### Given problem
Reproduce every line of the material below, but drop the pictures.

### Supplied data
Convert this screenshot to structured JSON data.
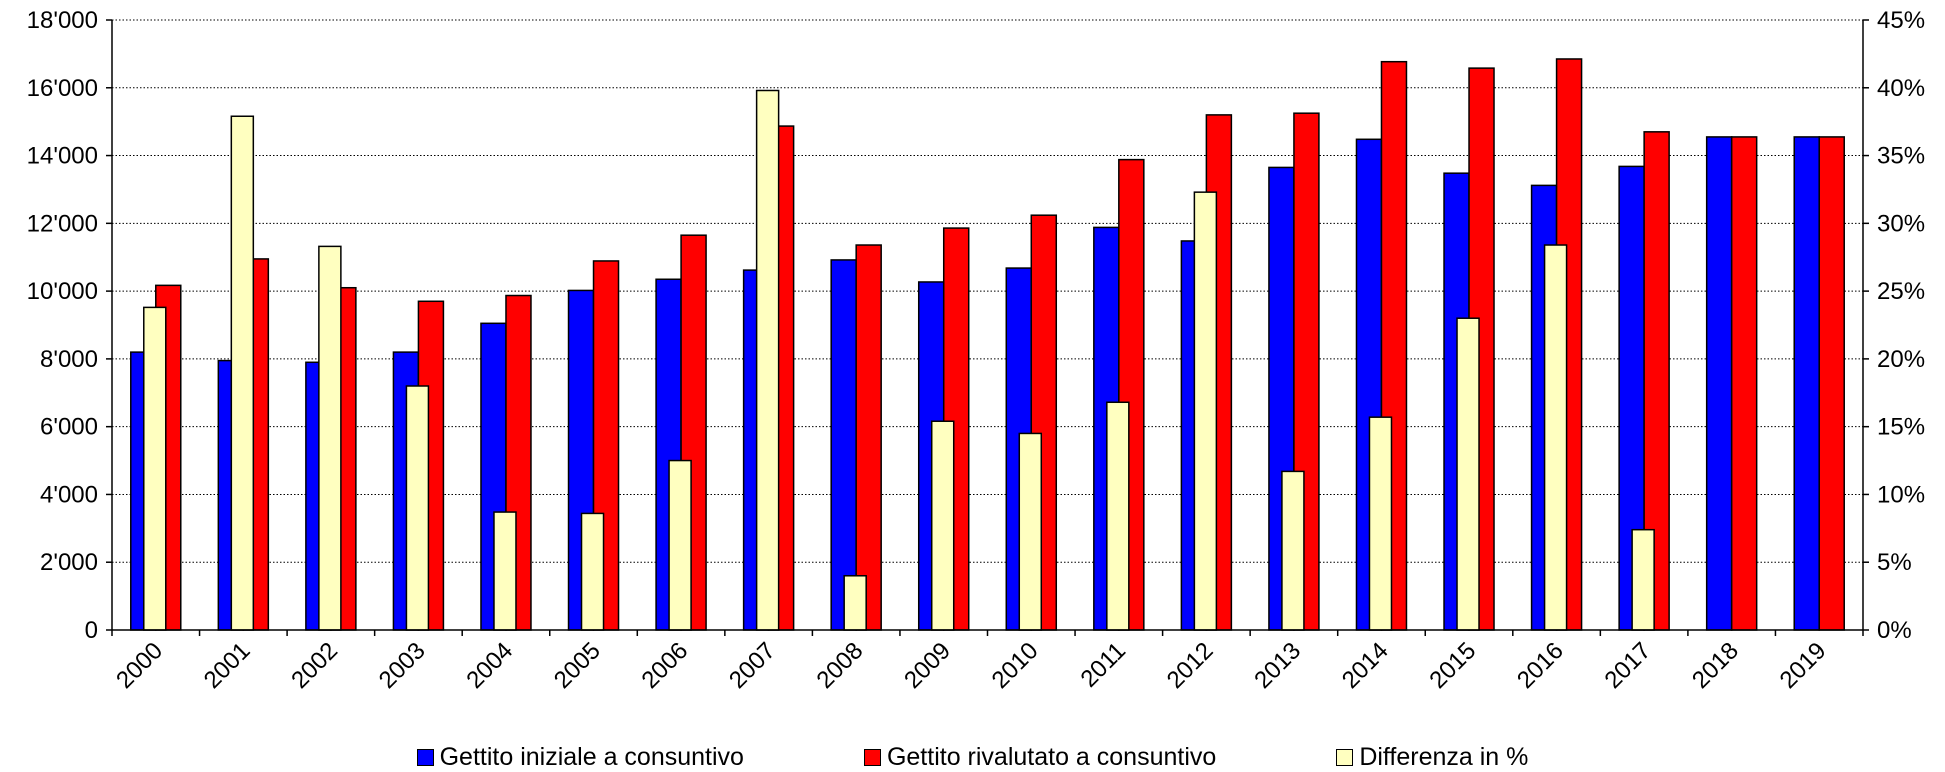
{
  "chart_data": {
    "type": "bar",
    "categories": [
      "2000",
      "2001",
      "2002",
      "2003",
      "2004",
      "2005",
      "2006",
      "2007",
      "2008",
      "2009",
      "2010",
      "2011",
      "2012",
      "2013",
      "2014",
      "2015",
      "2016",
      "2017",
      "2018",
      "2019"
    ],
    "series": [
      {
        "name": "Gettito iniziale a consuntivo",
        "axis": "left",
        "color": "#0000ff",
        "values": [
          8200,
          7950,
          7900,
          8200,
          9050,
          10020,
          10350,
          10620,
          10920,
          10270,
          10680,
          11880,
          11480,
          13650,
          14480,
          13480,
          13120,
          13680,
          14550,
          14550
        ]
      },
      {
        "name": "Gettito rivalutato a consuntivo",
        "axis": "right-as-left",
        "color": "#ff0000",
        "values": [
          10170,
          10950,
          10100,
          9700,
          9870,
          10890,
          11650,
          14870,
          11360,
          11860,
          12240,
          13880,
          15200,
          15250,
          16770,
          16580,
          16850,
          14700,
          14550,
          14550
        ]
      },
      {
        "name": "Differenza in %",
        "axis": "right",
        "color": "#ffffc0",
        "values": [
          23.8,
          37.9,
          28.3,
          18.0,
          8.7,
          8.6,
          12.5,
          39.8,
          4.0,
          15.4,
          14.5,
          16.8,
          32.3,
          11.7,
          15.7,
          23.0,
          28.4,
          7.4,
          0,
          0
        ]
      }
    ],
    "y_left": {
      "min": 0,
      "max": 18000,
      "ticks": [
        "0",
        "2'000",
        "4'000",
        "6'000",
        "8'000",
        "10'000",
        "12'000",
        "14'000",
        "16'000",
        "18'000"
      ]
    },
    "y_right": {
      "min": 0,
      "max": 45,
      "ticks": [
        "0%",
        "5%",
        "10%",
        "15%",
        "20%",
        "25%",
        "30%",
        "35%",
        "40%",
        "45%"
      ]
    },
    "grid": true,
    "legend_position": "bottom"
  }
}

### Exercise result
Convert this screenshot to structured JSON data.
{
  "chart_data": {
    "type": "bar",
    "categories": [
      "2000",
      "2001",
      "2002",
      "2003",
      "2004",
      "2005",
      "2006",
      "2007",
      "2008",
      "2009",
      "2010",
      "2011",
      "2012",
      "2013",
      "2014",
      "2015",
      "2016",
      "2017",
      "2018",
      "2019"
    ],
    "series": [
      {
        "name": "Gettito iniziale a consuntivo",
        "axis": "left",
        "color": "#0000ff",
        "values": [
          8200,
          7950,
          7900,
          8200,
          9050,
          10020,
          10350,
          10620,
          10920,
          10270,
          10680,
          11880,
          11480,
          13650,
          14480,
          13480,
          13120,
          13680,
          14550,
          14550
        ]
      },
      {
        "name": "Gettito rivalutato a consuntivo",
        "axis": "right-as-left",
        "color": "#ff0000",
        "values": [
          10170,
          10950,
          10100,
          9700,
          9870,
          10890,
          11650,
          14870,
          11360,
          11860,
          12240,
          13880,
          15200,
          15250,
          16770,
          16580,
          16850,
          14700,
          14550,
          14550
        ]
      },
      {
        "name": "Differenza in %",
        "axis": "right",
        "color": "#ffffc0",
        "values": [
          23.8,
          37.9,
          28.3,
          18.0,
          8.7,
          8.6,
          12.5,
          39.8,
          4.0,
          15.4,
          14.5,
          16.8,
          32.3,
          11.7,
          15.7,
          23.0,
          28.4,
          7.4,
          0,
          0
        ]
      }
    ],
    "y_left": {
      "min": 0,
      "max": 18000,
      "ticks": [
        "0",
        "2'000",
        "4'000",
        "6'000",
        "8'000",
        "10'000",
        "12'000",
        "14'000",
        "16'000",
        "18'000"
      ]
    },
    "y_right": {
      "min": 0,
      "max": 45,
      "ticks": [
        "0%",
        "5%",
        "10%",
        "15%",
        "20%",
        "25%",
        "30%",
        "35%",
        "40%",
        "45%"
      ]
    },
    "grid": true,
    "legend_position": "bottom"
  }
}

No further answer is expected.